------ DOCUMENT EXTRACT ------

IF you have been to New York City, you may have visited Carnegie Hall. It is the world famous concert venue in Midtown Manhattan, built by Andrew Carnegie.
Carnegie was the Scottish-born 19th century United States steel king who, when he retired at the age of 66 in 1901, sold his sprawling steel concerns for US$300 million, which made him the richest man in the world at the time.
But Carnegie’s life was unique not because he bootstrapped himself from extreme poverty to immense wealth, but also because he was the world’s first tycoon to lay a sound intellectual foundation for structured charitable giving.
His thoughts on this vital aspect of life are found in an essay he wrote in 1889 for the North American Review, titled “The Best Fields for Philanthropy”.
The essay was renamed “The Gospel of Wealth” when it was republished in Britain. Carnegie so loved the new title that he used it in the second part of his essay, published later in 1889, and again in the literary magazine, North American Review (you may study both parts and his other writings at http://tinyurl.com /CarnegieGoW).
According to biographer Peter Krass’ book, Carnegie, in 1887, the industrial philanthropist told British statesman William Gladstone that he believed it was “disgraceful to die rich”. Nonetheless, Carnegie was not an unblemished do-gooder.
In the preface of Carnegie, Krass describes his subject’s chequered legacy:
“Like many men working in the hellish Carnegie mills, my great-grandfather William Danziger imbibed quantities of beer and liquor to soothe his pains and to make him feel alive again. He didn’t reach sixty years of age, while Carnegie lived to the ripe age of eighty-four…
“… Not until I travelled to Scotland and watched my children play in Carnegie-funded parks and travelled to Pittsburgh and watched my children soak in the displays of the Carnegie Museum of Natural History did I begin to
fully appreciate what Carnegie achieved. Both purposefully and unwittingly he planted seeds for civilisation. While trampling asunder thousands of workmen, he ultimately uplifted millions of people in the future.”
B.C. Forbes, founder of Forbes magazine, once observed of Carnegie: “He has been invested with all the virtues of a saint — and condemned as a bloodstained tyrant and slave-driver.”
Blood-soaked or not, today, the name “Andrew Carnegie” is associated with generous, contemplative giving that yields great good. Here are four portions from Carnegie’s “Gospel of Wealth” that you may use as guides for your own philanthropic plans:
GREAT sums bequeathed often work more for the injury than for the good of the recipients.

------ GIVEN INFORMATION ------

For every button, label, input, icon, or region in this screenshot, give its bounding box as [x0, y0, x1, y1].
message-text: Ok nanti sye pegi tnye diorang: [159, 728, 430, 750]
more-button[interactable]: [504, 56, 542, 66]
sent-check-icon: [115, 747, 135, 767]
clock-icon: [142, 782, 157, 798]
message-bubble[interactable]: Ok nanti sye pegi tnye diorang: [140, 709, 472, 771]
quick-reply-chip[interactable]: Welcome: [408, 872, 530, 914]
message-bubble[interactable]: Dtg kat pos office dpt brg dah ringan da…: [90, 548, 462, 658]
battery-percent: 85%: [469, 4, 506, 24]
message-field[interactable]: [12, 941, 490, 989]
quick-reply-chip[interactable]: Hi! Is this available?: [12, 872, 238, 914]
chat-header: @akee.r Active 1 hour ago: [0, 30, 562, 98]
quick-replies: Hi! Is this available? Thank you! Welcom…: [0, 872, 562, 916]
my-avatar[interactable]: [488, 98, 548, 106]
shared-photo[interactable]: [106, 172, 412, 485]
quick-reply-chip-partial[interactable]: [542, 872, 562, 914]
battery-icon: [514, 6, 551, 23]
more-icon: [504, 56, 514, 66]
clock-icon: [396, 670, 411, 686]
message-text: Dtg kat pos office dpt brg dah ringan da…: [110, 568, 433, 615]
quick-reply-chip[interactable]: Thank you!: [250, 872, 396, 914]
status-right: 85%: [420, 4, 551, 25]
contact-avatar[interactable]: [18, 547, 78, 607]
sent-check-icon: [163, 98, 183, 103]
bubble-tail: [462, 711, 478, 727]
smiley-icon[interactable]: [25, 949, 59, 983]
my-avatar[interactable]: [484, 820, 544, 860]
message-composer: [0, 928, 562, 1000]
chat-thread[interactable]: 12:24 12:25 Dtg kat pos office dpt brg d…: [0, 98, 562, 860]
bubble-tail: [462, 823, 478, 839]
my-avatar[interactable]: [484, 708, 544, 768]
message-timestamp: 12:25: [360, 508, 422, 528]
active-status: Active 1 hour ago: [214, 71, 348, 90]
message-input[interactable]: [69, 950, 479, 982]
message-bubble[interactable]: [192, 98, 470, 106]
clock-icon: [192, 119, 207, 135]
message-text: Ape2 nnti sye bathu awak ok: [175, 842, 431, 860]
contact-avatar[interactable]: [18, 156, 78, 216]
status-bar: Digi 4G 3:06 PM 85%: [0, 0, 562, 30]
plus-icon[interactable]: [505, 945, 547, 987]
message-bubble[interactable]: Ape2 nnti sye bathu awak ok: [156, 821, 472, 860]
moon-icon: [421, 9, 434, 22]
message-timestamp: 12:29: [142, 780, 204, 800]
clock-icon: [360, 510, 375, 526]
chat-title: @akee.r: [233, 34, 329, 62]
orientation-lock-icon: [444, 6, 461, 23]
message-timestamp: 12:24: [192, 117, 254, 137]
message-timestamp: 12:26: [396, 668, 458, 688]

------

> **WHAT YOU WILL DO**:
(a) According to the Carnegie article, for how much did Carnegie sell his steel concerns when he retired?
(b) Repeat the passage of the Carnegie article between "Blood-soaked or not, today, the" and "of the recipients.", inclusive.
These rows come from a separate source.

> **ANSWERS PROVIDED**:
(a) US$300 million

(b)
Blood-soaked or not, today, the name “Andrew Carnegie” is associated with generous, contemplative giving that yields great good. Here are four portions from Carnegie’s “Gospel of Wealth” that you may use as guides for your own philanthropic plans:
GREAT sums bequeathed often work more for the injury than for the good of the recipients.